Problem description: Reproduce the items from the first line through the line containing "user-avatar-icon: [66, 320, 126, 380]", inclusive, with no changes.

Data supplied:
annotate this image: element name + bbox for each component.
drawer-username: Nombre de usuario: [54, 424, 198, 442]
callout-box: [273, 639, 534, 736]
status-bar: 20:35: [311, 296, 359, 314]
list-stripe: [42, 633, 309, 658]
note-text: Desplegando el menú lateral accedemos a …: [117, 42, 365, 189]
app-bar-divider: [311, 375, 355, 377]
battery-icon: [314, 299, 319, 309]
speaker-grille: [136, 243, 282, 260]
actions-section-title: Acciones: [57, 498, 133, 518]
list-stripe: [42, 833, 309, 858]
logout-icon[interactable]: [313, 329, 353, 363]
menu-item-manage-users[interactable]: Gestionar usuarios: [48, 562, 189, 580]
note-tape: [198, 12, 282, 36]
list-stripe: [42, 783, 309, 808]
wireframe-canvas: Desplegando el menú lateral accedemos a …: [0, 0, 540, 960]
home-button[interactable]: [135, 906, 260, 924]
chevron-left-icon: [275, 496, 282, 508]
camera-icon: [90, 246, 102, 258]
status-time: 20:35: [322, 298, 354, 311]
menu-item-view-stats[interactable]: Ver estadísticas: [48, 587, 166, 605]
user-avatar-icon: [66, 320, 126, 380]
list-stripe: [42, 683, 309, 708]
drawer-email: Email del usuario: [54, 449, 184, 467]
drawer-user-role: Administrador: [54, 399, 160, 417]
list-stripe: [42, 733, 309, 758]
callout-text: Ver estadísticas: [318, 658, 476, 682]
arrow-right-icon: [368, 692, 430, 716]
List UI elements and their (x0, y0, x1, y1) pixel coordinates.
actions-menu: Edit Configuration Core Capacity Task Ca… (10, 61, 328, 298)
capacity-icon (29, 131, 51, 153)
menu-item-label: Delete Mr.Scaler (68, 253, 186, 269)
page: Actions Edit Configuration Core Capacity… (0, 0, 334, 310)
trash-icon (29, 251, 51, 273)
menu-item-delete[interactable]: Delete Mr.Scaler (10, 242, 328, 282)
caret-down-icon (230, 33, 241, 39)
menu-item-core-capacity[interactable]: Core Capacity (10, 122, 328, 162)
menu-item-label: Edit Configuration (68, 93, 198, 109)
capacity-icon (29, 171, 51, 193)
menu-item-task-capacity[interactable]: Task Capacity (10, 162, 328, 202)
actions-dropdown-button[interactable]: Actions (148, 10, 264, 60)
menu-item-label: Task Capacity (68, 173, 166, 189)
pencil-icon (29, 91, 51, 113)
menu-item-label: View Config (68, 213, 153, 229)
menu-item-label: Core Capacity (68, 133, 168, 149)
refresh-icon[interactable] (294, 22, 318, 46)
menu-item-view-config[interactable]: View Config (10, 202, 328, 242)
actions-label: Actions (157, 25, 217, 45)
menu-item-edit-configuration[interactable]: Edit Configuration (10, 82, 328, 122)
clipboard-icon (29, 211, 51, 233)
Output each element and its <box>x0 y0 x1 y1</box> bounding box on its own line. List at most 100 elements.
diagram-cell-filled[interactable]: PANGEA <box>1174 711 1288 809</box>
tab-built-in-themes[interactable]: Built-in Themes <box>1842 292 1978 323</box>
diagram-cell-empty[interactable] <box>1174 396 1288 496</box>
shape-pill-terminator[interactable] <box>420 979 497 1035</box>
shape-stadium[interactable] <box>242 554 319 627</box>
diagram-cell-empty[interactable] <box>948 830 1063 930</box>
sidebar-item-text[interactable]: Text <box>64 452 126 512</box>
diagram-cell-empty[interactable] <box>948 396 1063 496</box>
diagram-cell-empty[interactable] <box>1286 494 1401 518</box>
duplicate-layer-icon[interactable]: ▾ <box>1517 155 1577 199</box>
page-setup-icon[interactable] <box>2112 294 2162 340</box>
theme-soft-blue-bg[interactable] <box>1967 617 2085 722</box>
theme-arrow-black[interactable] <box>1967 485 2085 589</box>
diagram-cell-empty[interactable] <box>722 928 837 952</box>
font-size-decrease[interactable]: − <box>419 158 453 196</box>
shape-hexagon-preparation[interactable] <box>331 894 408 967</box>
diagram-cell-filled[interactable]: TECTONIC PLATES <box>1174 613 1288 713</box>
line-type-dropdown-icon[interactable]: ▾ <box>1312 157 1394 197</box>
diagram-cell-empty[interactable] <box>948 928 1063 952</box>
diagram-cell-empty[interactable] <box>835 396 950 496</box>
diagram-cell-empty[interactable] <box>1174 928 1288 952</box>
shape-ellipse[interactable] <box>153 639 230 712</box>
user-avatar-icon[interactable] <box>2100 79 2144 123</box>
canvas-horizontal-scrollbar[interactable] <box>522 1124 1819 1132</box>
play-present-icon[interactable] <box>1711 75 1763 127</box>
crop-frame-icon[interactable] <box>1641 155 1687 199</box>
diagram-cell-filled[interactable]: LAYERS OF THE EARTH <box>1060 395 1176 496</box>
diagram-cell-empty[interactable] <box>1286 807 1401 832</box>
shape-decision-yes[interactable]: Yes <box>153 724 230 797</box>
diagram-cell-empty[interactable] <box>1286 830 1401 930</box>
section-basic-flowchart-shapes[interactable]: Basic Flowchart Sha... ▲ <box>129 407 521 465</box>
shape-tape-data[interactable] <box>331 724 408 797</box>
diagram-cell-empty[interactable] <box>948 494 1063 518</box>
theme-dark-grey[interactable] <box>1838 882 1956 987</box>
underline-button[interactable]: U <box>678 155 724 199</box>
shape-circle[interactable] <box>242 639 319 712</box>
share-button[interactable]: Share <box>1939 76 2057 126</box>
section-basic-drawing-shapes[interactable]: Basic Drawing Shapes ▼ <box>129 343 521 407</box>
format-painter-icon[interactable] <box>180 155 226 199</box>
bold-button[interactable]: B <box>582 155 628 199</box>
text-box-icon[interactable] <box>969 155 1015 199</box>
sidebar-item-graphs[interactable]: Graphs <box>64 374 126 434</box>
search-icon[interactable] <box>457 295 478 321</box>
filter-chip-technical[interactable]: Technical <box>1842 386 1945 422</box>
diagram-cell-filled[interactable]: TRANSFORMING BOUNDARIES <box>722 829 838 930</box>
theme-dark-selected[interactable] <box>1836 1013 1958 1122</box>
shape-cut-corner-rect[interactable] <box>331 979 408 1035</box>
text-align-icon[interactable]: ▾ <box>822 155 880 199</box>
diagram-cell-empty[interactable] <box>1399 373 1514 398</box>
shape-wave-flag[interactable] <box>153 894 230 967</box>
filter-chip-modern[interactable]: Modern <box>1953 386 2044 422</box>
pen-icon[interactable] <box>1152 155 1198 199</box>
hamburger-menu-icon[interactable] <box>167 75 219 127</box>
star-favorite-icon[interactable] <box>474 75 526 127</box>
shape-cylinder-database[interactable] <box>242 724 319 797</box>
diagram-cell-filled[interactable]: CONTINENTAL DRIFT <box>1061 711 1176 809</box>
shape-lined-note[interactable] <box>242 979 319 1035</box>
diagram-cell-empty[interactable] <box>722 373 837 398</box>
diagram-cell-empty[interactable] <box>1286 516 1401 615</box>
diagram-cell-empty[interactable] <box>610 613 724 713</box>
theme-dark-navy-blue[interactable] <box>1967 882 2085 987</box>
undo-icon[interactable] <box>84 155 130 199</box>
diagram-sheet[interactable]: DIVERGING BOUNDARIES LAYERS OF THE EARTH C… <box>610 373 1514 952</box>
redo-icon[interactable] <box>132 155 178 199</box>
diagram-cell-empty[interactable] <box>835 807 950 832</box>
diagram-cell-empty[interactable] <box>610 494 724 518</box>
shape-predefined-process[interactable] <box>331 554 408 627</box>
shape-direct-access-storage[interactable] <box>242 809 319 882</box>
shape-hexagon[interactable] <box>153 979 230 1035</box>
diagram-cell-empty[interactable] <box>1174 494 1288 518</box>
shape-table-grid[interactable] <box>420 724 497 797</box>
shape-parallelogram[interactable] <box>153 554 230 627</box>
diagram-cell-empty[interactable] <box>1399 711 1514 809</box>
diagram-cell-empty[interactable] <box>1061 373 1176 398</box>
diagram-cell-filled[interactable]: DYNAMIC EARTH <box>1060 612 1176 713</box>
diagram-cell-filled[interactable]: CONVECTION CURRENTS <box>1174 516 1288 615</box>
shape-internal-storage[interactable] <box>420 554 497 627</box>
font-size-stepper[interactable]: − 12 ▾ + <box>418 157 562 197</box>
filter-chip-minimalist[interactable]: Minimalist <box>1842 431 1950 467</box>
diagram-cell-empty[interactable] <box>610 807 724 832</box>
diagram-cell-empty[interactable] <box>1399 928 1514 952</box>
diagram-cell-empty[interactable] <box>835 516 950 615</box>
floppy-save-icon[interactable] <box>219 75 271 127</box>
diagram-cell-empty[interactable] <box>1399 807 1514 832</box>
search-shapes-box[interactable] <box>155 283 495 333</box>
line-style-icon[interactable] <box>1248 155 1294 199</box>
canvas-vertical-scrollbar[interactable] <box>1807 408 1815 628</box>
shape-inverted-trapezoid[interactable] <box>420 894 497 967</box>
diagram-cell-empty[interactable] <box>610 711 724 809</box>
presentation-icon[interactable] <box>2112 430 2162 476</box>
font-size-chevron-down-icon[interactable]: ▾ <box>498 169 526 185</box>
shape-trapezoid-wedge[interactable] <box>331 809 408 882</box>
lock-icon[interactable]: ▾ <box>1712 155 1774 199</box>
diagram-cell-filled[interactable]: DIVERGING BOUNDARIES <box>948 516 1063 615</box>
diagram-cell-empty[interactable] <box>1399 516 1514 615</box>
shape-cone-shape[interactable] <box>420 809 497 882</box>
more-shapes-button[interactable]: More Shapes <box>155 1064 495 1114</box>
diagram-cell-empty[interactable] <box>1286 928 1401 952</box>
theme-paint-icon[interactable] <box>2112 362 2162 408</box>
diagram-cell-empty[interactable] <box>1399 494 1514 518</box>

Written answer:
annotate this image: element name + bbox for each component.
drawer-username: Nombre de usuario: [54, 424, 198, 442]
callout-box: [273, 639, 534, 736]
status-bar: 20:35: [311, 296, 359, 314]
list-stripe: [42, 633, 309, 658]
note-text: Desplegando el menú lateral accedemos a …: [117, 42, 365, 189]
app-bar-divider: [311, 375, 355, 377]
battery-icon: [314, 299, 319, 309]
speaker-grille: [136, 243, 282, 260]
actions-section-title: Acciones: [57, 498, 133, 518]
list-stripe: [42, 833, 309, 858]
logout-icon[interactable]: [313, 329, 353, 363]
menu-item-manage-users[interactable]: Gestionar usuarios: [48, 562, 189, 580]
note-tape: [198, 12, 282, 36]
list-stripe: [42, 783, 309, 808]
wireframe-canvas: Desplegando el menú lateral accedemos a …: [0, 0, 540, 960]
home-button[interactable]: [135, 906, 260, 924]
chevron-left-icon: [275, 496, 282, 508]
camera-icon: [90, 246, 102, 258]
status-time: 20:35: [322, 298, 354, 311]
menu-item-view-stats[interactable]: Ver estadísticas: [48, 587, 166, 605]
user-avatar-icon: [66, 320, 126, 380]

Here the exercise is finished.